## Start DATASET ENTRIES
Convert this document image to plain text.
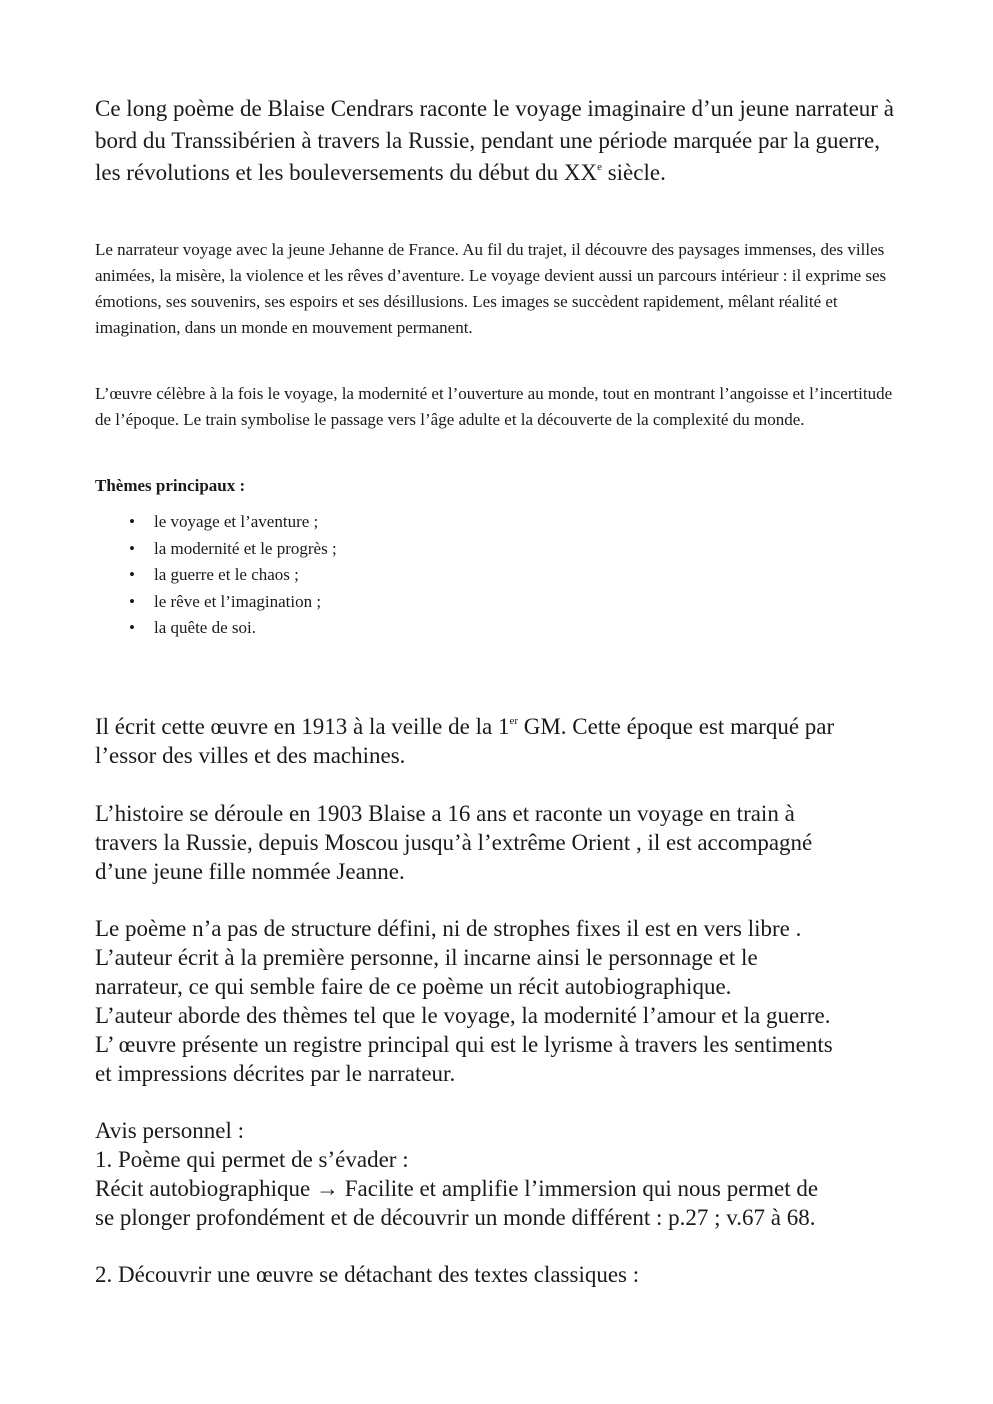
Ce long poème de Blaise Cendrars raconte le voyage imaginaire d’un jeune narrateur à bord du Transsibérien à travers la Russie, pendant une période marquée par la guerre, les révolutions et les bouleversements du début du XXe siècle.

Le narrateur voyage avec la jeune Jehanne de France. Au fil du trajet, il découvre des paysages immenses, des villes animées, la misère, la violence et les rêves d’aventure. Le voyage devient aussi un parcours intérieur : il exprime ses émotions, ses souvenirs, ses espoirs et ses désillusions. Les images se succèdent rapidement, mêlant réalité et imagination, dans un monde en mouvement permanent.

L’œuvre célèbre à la fois le voyage, la modernité et l’ouverture au monde, tout en montrant l’angoisse et l’incertitude de l’époque. Le train symbolise le passage vers l’âge adulte et la découverte de la complexité du monde.

Thèmes principaux :

• le voyage et l’aventure ;
• la modernité et le progrès ;
• la guerre et le chaos ;
• le rêve et l’imagination ;
• la quête de soi.

Il écrit cette œuvre en 1913 à la veille de la 1er GM. Cette époque est marqué par
l’essor des villes et des machines.

L’histoire se déroule en 1903 Blaise a 16 ans et raconte un voyage en train à
travers la Russie, depuis Moscou jusqu’à l’extrême Orient , il est accompagné
d’une jeune fille nommée Jeanne.

Le poème n’a pas de structure défini, ni de strophes fixes il est en vers libre .
L’auteur écrit à la première personne, il incarne ainsi le personnage et le
narrateur, ce qui semble faire de ce poème un récit autobiographique.
L’auteur aborde des thèmes tel que le voyage, la modernité l’amour et la guerre.
L’ œuvre présente un registre principal qui est le lyrisme à travers les sentiments
et impressions décrites par le narrateur.

Avis personnel :
1. Poème qui permet de s’évader :
Récit autobiographique → Facilite et amplifie l’immersion qui nous permet de
se plonger profondément et de découvrir un monde différent : p.27 ; v.67 à 68.

2. Découvrir une œuvre se détachant des textes classiques :
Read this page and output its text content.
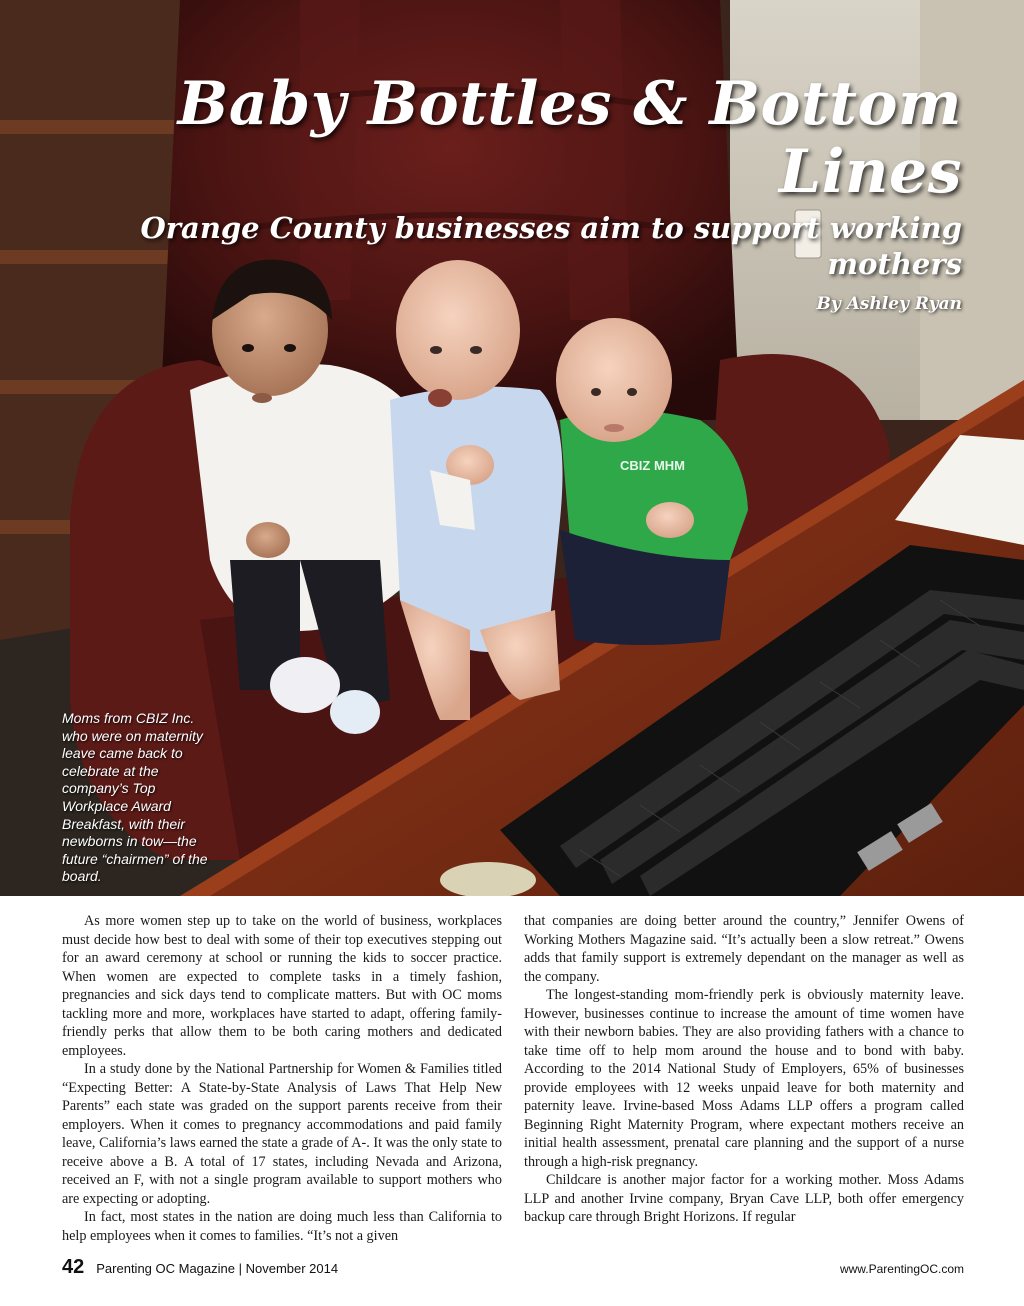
CBIZ MHM
Baby Bottles & Bottom Lines
Orange County businesses aim to support working mothers
By Ashley Ryan
Moms from CBIZ Inc. who were on maternity leave came back to celebrate at the company’s Top Workplace Award Breakfast, with their newborns in tow—the future “chairmen” of the board.

As more women step up to take on the world of business, workplaces must decide how best to deal with some of their top executives stepping out for an award ceremony at school or running the kids to soccer practice. When women are expected to complete tasks in a timely fashion, pregnancies and sick days tend to complicate matters. But with OC moms tackling more and more, workplaces have started to adapt, offering family-friendly perks that allow them to be both caring mothers and dedicated employees.

In a study done by the National Partnership for Women & Families titled “Expecting Better: A State-by-State Analysis of Laws That Help New Parents” each state was graded on the support parents receive from their employers. When it comes to pregnancy accommodations and paid family leave, California’s laws earned the state a grade of A-. It was the only state to receive above a B. A total of 17 states, including Nevada and Arizona, received an F, with not a single program available to support mothers who are expecting or adopting.

In fact, most states in the nation are doing much less than California to help employees when it comes to families. “It’s not a given

that companies are doing better around the country,” Jennifer Owens of Working Mothers Magazine said. “It’s actually been a slow retreat.” Owens adds that family support is extremely dependant on the manager as well as the company.

The longest-standing mom-friendly perk is obviously maternity leave. However, businesses continue to increase the amount of time women have with their newborn babies. They are also providing fathers with a chance to take time off to help mom around the house and to bond with baby. According to the 2014 National Study of Employers, 65% of businesses provide employees with 12 weeks unpaid leave for both maternity and paternity leave. Irvine-based Moss Adams LLP offers a program called Beginning Right Maternity Program, where expectant mothers receive an initial health assessment, prenatal care planning and the support of a nurse through a high-risk pregnancy.

Childcare is another major factor for a working mother. Moss Adams LLP and another Irvine company, Bryan Cave LLP, both offer emergency backup care through Bright Horizons. If regular

42 Parenting OC Magazine | November 2014	www.ParentingOC.com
## End DATASET ENTRIES
*EXERCISE GOAL*.
Write out the records above exactly as they stand, leaving out every picture.

*EXERCISE RESPONSE*.
Convert this document image to plain text.
Ce long poème de Blaise Cendrars raconte le voyage imaginaire d’un jeune narrateur à bord du Transsibérien à travers la Russie, pendant une période marquée par la guerre, les révolutions et les bouleversements du début du XXe siècle.

Le narrateur voyage avec la jeune Jehanne de France. Au fil du trajet, il découvre des paysages immenses, des villes animées, la misère, la violence et les rêves d’aventure. Le voyage devient aussi un parcours intérieur : il exprime ses émotions, ses souvenirs, ses espoirs et ses désillusions. Les images se succèdent rapidement, mêlant réalité et imagination, dans un monde en mouvement permanent.

L’œuvre célèbre à la fois le voyage, la modernité et l’ouverture au monde, tout en montrant l’angoisse et l’incertitude de l’époque. Le train symbolise le passage vers l’âge adulte et la découverte de la complexité du monde.

Thèmes principaux :

• le voyage et l’aventure ;
• la modernité et le progrès ;
• la guerre et le chaos ;
• le rêve et l’imagination ;
• la quête de soi.

Il écrit cette œuvre en 1913 à la veille de la 1er GM. Cette époque est marqué par
l’essor des villes et des machines.

L’histoire se déroule en 1903 Blaise a 16 ans et raconte un voyage en train à
travers la Russie, depuis Moscou jusqu’à l’extrême Orient , il est accompagné
d’une jeune fille nommée Jeanne.

Le poème n’a pas de structure défini, ni de strophes fixes il est en vers libre .
L’auteur écrit à la première personne, il incarne ainsi le personnage et le
narrateur, ce qui semble faire de ce poème un récit autobiographique.
L’auteur aborde des thèmes tel que le voyage, la modernité l’amour et la guerre.
L’ œuvre présente un registre principal qui est le lyrisme à travers les sentiments
et impressions décrites par le narrateur.

Avis personnel :
1. Poème qui permet de s’évader :
Récit autobiographique → Facilite et amplifie l’immersion qui nous permet de
se plonger profondément et de découvrir un monde différent : p.27 ; v.67 à 68.

2. Découvrir une œuvre se détachant des textes classiques :
Read this page and output its text content.
CBIZ MHM
Baby Bottles & Bottom Lines
Orange County businesses aim to support working mothers
By Ashley Ryan
Moms from CBIZ Inc. who were on maternity leave came back to celebrate at the company’s Top Workplace Award Breakfast, with their newborns in tow—the future “chairmen” of the board.

As more women step up to take on the world of business, workplaces must decide how best to deal with some of their top executives stepping out for an award ceremony at school or running the kids to soccer practice. When women are expected to complete tasks in a timely fashion, pregnancies and sick days tend to complicate matters. But with OC moms tackling more and more, workplaces have started to adapt, offering family-friendly perks that allow them to be both caring mothers and dedicated employees.

In a study done by the National Partnership for Women & Families titled “Expecting Better: A State-by-State Analysis of Laws That Help New Parents” each state was graded on the support parents receive from their employers. When it comes to pregnancy accommodations and paid family leave, California’s laws earned the state a grade of A-. It was the only state to receive above a B. A total of 17 states, including Nevada and Arizona, received an F, with not a single program available to support mothers who are expecting or adopting.

In fact, most states in the nation are doing much less than California to help employees when it comes to families. “It’s not a given

that companies are doing better around the country,” Jennifer Owens of Working Mothers Magazine said. “It’s actually been a slow retreat.” Owens adds that family support is extremely dependant on the manager as well as the company.

The longest-standing mom-friendly perk is obviously maternity leave. However, businesses continue to increase the amount of time women have with their newborn babies. They are also providing fathers with a chance to take time off to help mom around the house and to bond with baby. According to the 2014 National Study of Employers, 65% of businesses provide employees with 12 weeks unpaid leave for both maternity and paternity leave. Irvine-based Moss Adams LLP offers a program called Beginning Right Maternity Program, where expectant mothers receive an initial health assessment, prenatal care planning and the support of a nurse through a high-risk pregnancy.

Childcare is another major factor for a working mother. Moss Adams LLP and another Irvine company, Bryan Cave LLP, both offer emergency backup care through Bright Horizons. If regular

42 Parenting OC Magazine | November 2014	www.ParentingOC.com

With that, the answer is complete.